### Task requirements
Reply with nothing except the number of lines that contain the word "Draft".

### Input records
--- --- ---
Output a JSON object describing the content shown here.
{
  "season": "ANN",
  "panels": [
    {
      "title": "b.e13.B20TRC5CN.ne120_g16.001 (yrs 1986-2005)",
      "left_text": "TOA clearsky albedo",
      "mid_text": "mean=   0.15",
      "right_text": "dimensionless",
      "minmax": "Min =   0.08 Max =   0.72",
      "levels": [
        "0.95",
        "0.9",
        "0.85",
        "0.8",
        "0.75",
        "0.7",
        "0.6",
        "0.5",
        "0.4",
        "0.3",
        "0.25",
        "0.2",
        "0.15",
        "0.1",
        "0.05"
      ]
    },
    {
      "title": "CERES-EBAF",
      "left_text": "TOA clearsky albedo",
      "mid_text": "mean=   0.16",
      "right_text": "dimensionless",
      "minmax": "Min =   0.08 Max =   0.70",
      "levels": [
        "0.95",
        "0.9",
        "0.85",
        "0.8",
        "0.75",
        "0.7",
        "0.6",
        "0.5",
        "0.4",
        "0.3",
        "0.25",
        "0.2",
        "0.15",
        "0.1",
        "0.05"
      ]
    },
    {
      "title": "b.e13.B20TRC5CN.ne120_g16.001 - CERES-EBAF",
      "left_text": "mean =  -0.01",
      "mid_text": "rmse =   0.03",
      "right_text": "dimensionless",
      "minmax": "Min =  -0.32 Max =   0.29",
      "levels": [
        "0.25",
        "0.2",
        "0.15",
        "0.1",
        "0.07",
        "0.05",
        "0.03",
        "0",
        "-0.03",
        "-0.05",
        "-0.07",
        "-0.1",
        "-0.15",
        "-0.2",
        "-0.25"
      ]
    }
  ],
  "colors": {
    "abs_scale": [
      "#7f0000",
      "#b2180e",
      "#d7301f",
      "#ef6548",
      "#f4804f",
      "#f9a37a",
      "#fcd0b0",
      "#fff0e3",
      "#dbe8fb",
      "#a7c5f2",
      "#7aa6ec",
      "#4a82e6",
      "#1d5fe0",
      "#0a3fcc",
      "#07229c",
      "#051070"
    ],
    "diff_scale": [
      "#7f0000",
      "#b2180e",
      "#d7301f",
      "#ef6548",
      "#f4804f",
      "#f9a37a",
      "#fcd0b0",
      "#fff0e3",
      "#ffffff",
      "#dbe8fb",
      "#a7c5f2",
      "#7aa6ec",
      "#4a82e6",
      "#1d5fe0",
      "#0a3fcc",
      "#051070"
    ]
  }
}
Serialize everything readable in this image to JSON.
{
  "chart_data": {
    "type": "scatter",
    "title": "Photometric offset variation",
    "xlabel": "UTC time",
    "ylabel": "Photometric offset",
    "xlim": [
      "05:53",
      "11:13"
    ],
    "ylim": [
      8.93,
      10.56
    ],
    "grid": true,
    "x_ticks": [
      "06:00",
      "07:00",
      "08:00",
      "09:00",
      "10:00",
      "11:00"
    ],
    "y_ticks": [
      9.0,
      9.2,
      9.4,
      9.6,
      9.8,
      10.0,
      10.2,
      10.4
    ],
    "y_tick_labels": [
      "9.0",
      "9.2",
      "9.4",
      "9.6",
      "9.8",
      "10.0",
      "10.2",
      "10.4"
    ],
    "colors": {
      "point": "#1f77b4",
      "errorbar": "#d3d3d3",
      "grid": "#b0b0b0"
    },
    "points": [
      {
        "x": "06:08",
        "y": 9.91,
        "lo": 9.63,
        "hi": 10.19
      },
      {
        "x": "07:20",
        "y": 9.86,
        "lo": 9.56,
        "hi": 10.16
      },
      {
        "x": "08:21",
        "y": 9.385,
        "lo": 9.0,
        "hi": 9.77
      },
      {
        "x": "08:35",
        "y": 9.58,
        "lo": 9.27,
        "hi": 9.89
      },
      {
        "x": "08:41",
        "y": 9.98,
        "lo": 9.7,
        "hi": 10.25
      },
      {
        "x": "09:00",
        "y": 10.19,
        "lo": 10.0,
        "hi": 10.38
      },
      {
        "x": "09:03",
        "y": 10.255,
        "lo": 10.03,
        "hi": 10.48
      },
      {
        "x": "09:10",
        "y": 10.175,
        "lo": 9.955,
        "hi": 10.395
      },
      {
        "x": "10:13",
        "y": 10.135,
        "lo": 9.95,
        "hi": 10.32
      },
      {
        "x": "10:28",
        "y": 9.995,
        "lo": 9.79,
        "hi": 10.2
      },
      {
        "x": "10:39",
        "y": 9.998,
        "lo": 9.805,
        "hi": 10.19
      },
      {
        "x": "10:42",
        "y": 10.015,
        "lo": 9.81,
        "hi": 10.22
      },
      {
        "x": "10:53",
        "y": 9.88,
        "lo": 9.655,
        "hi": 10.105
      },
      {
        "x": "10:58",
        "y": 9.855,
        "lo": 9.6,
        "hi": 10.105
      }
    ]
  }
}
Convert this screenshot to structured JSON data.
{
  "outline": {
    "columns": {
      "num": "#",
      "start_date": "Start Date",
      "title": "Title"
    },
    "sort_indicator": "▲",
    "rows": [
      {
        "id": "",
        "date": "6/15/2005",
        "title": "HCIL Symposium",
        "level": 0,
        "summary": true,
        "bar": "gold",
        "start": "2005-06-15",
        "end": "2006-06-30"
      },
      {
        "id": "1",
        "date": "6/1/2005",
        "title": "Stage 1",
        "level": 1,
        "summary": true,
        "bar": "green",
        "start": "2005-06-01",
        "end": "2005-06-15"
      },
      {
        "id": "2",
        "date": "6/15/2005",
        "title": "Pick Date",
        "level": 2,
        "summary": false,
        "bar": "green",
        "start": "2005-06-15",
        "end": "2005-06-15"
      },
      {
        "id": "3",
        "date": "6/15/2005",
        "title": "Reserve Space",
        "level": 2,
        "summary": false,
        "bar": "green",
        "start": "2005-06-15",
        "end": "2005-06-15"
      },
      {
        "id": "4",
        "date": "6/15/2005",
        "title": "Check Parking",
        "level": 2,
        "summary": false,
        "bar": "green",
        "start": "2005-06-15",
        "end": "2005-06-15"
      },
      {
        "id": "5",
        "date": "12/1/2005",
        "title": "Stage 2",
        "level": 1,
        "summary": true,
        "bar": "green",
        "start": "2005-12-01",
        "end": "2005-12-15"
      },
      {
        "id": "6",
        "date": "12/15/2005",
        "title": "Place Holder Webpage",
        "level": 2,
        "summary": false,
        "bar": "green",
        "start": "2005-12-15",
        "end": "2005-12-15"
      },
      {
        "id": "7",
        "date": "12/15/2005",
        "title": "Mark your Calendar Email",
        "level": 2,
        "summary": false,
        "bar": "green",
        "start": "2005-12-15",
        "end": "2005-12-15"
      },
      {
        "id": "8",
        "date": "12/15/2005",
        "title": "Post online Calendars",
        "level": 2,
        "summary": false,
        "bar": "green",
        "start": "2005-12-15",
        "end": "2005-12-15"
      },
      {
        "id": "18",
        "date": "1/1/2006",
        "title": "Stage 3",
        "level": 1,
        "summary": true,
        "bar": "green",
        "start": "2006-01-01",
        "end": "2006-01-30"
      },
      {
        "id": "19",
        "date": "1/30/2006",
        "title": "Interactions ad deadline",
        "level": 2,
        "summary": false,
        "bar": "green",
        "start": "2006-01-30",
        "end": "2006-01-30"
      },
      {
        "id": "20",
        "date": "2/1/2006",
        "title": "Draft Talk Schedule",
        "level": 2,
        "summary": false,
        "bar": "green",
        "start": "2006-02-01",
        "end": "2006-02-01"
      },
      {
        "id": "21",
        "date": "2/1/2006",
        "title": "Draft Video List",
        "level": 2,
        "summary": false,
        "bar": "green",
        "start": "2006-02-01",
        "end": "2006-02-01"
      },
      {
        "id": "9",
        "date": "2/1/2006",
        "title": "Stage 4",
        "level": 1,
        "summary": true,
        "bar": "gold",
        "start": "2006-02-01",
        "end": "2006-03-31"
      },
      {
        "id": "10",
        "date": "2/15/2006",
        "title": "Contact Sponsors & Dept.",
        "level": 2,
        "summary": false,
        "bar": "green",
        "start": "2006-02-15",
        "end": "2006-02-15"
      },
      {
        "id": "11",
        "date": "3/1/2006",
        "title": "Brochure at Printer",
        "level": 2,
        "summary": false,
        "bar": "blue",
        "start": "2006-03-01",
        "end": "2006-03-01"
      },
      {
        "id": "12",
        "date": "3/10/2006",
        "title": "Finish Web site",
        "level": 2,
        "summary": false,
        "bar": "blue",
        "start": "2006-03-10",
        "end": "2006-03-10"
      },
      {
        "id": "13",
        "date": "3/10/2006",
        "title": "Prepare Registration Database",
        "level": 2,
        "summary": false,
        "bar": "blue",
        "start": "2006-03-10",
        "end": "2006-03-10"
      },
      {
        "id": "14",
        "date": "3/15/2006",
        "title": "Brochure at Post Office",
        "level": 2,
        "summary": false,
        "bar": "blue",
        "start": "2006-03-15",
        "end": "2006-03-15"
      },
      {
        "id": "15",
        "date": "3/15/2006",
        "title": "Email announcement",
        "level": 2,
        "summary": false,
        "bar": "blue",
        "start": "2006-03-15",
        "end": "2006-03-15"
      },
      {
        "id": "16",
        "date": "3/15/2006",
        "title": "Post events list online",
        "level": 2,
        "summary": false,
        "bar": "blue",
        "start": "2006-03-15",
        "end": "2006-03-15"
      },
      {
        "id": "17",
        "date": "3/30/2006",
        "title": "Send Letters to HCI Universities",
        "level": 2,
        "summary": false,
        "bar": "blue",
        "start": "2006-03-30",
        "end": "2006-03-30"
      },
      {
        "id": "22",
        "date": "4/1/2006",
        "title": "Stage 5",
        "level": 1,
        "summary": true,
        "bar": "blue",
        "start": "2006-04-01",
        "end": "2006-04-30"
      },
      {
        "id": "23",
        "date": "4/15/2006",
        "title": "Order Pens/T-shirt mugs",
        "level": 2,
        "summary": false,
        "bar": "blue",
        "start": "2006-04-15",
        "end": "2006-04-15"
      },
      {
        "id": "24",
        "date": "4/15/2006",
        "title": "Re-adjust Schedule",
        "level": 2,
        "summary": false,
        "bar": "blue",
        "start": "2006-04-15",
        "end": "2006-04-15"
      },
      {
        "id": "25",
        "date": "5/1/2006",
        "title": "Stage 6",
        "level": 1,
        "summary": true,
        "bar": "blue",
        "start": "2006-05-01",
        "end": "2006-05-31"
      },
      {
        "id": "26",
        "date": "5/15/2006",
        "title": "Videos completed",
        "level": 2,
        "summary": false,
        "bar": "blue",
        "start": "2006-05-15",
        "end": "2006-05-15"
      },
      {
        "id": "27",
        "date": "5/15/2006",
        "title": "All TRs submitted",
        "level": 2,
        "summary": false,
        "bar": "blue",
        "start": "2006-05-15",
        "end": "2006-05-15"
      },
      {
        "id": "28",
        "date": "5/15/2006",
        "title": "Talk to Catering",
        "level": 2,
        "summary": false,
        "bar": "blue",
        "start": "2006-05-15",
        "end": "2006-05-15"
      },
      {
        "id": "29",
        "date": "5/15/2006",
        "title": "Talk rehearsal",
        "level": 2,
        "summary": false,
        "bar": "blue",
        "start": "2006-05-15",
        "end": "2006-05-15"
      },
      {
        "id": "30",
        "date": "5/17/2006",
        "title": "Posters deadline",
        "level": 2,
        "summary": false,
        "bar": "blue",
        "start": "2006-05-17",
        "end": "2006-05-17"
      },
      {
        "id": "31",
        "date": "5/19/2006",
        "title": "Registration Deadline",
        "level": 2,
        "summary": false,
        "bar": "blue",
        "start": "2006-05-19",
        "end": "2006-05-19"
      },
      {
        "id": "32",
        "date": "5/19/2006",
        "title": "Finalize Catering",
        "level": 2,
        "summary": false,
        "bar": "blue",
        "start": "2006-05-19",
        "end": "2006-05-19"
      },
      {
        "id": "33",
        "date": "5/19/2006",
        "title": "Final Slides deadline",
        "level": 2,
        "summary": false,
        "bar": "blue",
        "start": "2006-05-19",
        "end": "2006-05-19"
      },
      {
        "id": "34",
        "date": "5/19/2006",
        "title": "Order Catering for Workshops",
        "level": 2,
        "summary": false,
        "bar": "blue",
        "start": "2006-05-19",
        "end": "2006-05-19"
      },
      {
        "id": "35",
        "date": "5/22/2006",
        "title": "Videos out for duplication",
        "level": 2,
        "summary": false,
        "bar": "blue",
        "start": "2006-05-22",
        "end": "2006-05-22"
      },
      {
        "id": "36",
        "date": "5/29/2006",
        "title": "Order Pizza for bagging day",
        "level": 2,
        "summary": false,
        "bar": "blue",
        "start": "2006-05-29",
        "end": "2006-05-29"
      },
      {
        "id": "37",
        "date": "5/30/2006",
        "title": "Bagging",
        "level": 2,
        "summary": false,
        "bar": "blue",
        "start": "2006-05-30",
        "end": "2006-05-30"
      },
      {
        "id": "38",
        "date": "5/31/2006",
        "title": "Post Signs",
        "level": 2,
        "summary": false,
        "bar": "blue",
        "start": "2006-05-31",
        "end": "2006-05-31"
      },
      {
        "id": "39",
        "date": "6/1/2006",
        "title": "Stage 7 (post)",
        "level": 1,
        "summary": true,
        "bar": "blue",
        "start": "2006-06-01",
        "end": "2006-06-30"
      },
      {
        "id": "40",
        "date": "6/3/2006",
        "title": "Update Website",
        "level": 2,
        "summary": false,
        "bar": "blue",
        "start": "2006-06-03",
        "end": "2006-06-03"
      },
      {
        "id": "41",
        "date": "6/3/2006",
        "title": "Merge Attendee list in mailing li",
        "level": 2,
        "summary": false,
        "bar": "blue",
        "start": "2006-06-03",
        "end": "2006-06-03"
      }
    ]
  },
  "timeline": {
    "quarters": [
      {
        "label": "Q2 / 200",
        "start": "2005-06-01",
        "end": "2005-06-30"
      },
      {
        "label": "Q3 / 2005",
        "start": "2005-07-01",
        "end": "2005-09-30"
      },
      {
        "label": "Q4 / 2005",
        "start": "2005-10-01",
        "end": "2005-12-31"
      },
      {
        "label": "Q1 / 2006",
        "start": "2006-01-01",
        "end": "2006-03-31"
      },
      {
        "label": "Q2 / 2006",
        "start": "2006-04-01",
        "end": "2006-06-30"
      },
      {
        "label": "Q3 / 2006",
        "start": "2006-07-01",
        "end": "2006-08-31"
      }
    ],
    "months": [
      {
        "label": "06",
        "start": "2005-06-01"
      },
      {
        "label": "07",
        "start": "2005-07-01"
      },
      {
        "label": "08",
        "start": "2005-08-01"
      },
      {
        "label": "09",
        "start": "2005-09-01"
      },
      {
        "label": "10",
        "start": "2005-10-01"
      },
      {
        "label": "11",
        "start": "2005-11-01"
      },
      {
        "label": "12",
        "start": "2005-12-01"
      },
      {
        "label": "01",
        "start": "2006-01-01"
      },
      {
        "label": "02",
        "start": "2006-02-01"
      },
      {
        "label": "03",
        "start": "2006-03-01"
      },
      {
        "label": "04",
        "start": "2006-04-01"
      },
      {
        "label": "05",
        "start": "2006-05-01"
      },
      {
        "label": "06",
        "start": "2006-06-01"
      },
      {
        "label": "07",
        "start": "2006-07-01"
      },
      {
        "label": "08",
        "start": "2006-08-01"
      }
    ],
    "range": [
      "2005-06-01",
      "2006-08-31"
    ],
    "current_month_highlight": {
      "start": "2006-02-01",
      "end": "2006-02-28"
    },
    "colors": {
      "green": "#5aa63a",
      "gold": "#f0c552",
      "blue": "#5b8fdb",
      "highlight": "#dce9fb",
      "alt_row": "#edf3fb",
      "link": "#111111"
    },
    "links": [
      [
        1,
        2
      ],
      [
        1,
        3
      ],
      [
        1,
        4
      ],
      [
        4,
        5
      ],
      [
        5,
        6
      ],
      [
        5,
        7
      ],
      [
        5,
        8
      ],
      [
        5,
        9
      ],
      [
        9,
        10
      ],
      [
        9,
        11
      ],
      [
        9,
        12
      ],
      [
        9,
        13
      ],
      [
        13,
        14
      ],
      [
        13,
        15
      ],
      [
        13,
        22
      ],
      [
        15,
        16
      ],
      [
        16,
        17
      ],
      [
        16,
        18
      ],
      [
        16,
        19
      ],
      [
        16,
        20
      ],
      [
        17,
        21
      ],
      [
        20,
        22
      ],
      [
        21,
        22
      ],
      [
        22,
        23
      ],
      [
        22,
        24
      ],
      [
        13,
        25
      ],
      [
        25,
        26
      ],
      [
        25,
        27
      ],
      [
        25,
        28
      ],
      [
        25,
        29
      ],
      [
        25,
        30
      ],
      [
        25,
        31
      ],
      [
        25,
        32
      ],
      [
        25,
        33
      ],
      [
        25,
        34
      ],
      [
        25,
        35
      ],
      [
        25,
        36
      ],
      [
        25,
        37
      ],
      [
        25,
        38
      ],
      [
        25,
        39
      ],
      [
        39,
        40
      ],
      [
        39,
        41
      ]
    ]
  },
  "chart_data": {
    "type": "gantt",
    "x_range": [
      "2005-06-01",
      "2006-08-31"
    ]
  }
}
--- --- ---
### Expected output
2